*Prompt*. Extract the lines that hold the string "Daily".

*Records shown*.
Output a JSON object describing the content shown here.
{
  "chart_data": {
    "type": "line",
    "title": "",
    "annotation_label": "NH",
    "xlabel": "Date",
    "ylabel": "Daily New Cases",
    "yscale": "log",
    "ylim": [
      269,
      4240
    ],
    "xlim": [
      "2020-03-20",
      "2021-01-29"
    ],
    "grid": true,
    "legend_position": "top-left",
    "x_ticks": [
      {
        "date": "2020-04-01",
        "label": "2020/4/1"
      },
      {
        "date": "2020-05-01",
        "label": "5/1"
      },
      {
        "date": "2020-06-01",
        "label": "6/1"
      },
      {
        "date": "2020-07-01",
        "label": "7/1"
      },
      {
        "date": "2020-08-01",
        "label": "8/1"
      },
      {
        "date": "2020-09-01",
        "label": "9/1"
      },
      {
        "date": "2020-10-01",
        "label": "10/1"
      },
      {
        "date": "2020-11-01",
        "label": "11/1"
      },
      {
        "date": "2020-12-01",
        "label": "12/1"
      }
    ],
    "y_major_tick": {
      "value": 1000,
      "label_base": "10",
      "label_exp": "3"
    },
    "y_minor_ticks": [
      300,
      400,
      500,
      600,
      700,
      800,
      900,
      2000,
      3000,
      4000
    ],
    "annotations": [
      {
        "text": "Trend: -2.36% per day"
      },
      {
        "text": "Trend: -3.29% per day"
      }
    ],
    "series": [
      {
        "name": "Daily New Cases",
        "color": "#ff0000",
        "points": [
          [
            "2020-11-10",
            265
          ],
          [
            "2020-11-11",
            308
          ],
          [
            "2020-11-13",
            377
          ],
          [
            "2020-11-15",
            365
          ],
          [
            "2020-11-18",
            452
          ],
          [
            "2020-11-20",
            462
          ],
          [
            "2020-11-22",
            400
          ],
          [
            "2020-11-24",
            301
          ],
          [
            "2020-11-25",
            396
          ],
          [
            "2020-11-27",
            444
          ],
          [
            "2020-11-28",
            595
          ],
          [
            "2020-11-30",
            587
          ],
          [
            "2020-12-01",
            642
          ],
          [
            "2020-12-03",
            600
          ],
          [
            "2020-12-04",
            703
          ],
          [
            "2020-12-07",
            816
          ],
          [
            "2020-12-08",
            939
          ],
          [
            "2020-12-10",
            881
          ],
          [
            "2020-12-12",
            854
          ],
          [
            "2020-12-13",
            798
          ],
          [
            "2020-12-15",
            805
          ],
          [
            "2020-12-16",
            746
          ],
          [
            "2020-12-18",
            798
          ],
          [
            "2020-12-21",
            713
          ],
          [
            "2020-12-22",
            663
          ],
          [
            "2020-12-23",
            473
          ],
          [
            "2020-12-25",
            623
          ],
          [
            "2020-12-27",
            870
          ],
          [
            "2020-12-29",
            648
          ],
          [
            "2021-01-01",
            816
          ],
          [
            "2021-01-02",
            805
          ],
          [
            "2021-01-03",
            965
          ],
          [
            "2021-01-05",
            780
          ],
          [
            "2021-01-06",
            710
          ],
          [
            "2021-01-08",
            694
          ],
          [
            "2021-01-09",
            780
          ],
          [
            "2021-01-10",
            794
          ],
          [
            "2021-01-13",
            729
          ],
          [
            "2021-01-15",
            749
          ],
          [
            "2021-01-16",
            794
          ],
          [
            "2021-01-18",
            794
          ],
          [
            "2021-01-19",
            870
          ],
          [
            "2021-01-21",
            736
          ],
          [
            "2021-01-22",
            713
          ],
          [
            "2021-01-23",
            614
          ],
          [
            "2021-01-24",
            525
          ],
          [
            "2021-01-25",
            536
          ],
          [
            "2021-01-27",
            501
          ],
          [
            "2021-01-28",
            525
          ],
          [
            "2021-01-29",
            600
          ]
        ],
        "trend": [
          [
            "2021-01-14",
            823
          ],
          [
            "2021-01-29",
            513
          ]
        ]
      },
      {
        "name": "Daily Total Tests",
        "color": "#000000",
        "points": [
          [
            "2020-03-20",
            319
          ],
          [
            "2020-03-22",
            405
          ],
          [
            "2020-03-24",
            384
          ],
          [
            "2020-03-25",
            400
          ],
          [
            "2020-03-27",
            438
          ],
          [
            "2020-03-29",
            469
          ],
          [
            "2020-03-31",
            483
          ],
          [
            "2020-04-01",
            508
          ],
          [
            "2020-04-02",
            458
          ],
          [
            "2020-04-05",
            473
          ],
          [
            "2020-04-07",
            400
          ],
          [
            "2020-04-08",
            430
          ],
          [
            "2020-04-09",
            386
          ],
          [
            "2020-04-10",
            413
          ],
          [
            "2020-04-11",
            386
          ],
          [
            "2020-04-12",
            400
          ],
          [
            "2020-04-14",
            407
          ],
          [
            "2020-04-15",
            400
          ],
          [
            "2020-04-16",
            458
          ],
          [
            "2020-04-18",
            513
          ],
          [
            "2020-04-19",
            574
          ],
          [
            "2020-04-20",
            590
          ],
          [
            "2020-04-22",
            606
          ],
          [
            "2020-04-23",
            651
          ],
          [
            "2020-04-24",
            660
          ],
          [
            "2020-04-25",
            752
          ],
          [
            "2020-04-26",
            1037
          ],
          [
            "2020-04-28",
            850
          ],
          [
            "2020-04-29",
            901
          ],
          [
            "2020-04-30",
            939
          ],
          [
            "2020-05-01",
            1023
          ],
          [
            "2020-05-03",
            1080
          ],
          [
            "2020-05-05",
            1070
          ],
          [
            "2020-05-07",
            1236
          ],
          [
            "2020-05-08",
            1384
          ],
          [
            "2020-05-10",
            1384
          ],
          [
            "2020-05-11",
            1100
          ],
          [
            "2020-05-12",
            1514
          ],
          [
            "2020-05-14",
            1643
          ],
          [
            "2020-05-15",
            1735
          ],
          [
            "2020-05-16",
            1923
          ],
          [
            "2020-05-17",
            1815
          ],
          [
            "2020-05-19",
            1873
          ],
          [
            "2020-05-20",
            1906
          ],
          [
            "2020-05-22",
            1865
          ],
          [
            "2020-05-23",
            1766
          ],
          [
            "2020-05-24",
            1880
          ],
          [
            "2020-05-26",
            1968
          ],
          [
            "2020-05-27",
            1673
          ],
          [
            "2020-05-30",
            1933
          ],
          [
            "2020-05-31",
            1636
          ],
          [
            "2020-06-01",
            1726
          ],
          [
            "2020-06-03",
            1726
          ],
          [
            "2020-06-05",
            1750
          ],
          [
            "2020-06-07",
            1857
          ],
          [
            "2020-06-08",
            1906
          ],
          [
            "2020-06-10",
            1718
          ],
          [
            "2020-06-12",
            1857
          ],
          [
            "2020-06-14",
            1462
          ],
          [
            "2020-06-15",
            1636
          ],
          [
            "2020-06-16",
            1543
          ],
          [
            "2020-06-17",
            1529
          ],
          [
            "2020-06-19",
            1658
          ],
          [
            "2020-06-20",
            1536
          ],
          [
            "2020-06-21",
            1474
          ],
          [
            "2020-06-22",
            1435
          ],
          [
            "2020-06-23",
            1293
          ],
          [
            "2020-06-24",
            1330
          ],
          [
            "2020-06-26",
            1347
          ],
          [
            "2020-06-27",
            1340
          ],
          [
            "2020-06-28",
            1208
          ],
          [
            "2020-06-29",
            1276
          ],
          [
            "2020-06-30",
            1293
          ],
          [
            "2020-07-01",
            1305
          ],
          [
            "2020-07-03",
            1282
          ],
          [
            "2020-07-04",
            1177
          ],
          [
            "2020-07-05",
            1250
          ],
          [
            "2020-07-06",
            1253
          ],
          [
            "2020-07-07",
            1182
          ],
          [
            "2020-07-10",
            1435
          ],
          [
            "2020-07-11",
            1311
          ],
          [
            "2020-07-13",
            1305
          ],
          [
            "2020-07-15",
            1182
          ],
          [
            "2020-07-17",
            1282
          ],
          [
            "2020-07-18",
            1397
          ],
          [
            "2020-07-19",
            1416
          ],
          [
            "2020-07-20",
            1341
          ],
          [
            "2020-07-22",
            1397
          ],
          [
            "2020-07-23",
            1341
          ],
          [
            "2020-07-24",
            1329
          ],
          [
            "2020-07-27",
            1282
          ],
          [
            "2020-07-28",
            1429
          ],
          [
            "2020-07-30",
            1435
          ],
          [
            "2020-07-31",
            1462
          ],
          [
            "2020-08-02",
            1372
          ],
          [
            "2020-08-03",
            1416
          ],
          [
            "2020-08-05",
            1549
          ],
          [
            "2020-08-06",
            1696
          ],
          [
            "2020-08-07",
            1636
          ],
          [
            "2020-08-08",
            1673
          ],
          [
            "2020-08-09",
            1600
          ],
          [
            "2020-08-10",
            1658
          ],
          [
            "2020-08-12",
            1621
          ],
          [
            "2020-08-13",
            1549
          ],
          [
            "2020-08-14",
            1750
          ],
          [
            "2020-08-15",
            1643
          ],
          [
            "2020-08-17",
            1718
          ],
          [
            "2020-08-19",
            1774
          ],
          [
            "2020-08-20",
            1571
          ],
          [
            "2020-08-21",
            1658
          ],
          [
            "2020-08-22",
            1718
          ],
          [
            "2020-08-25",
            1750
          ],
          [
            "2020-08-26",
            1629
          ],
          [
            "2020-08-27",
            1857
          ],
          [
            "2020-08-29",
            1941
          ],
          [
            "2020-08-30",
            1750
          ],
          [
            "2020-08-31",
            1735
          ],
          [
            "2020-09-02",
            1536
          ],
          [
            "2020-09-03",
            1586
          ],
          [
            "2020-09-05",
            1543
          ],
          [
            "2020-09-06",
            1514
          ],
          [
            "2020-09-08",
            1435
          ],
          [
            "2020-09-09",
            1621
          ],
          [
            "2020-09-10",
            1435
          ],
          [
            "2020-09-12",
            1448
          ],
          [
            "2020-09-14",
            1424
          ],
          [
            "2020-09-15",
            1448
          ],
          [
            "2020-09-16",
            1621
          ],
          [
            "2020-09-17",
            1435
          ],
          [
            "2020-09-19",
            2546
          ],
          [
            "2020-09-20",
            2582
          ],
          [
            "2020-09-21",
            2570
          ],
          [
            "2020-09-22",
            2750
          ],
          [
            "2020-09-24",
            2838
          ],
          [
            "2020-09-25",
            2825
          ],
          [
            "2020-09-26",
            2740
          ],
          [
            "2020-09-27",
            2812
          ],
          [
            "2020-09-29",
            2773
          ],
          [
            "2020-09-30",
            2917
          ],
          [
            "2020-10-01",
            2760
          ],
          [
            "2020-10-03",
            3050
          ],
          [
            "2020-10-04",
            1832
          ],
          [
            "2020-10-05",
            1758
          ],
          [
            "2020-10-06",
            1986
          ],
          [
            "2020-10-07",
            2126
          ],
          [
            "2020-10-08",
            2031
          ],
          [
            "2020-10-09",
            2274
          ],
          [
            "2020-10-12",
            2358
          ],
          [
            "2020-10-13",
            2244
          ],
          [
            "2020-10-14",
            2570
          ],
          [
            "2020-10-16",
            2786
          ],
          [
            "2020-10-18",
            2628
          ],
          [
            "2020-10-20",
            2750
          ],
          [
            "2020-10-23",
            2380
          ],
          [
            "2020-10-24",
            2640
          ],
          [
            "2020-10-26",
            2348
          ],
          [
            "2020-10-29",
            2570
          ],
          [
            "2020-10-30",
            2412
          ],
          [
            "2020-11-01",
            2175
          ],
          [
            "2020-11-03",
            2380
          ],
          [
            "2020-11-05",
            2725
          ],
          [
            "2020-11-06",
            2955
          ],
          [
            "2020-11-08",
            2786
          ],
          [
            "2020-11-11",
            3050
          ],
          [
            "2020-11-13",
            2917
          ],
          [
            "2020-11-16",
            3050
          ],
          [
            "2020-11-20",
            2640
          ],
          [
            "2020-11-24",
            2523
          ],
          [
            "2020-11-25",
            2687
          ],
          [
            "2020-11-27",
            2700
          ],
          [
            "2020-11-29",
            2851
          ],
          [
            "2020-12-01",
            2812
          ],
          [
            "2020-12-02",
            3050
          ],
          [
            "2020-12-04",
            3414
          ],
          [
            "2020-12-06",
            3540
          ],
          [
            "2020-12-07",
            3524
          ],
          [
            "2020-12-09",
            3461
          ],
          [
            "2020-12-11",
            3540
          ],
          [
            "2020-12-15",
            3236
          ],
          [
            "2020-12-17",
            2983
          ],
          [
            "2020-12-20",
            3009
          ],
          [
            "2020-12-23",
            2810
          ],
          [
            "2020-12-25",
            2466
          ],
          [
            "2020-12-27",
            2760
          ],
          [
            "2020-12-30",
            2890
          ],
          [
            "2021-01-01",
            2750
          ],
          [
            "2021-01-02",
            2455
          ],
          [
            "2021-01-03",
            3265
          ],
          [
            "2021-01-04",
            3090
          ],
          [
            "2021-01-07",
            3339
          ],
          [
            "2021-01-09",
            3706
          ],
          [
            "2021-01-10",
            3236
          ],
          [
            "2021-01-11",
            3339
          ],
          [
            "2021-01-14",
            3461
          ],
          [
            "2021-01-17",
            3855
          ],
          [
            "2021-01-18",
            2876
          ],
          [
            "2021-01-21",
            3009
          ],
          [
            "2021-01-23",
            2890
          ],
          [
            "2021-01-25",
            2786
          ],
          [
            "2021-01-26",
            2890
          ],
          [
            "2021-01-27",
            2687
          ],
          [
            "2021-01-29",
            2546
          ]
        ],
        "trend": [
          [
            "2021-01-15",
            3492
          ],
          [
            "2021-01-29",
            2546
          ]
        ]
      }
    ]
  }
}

*Exercise answer*.
    "ylabel": "Daily New Cases",
        "name": "Daily New Cases",
        "name": "Daily Total Tests",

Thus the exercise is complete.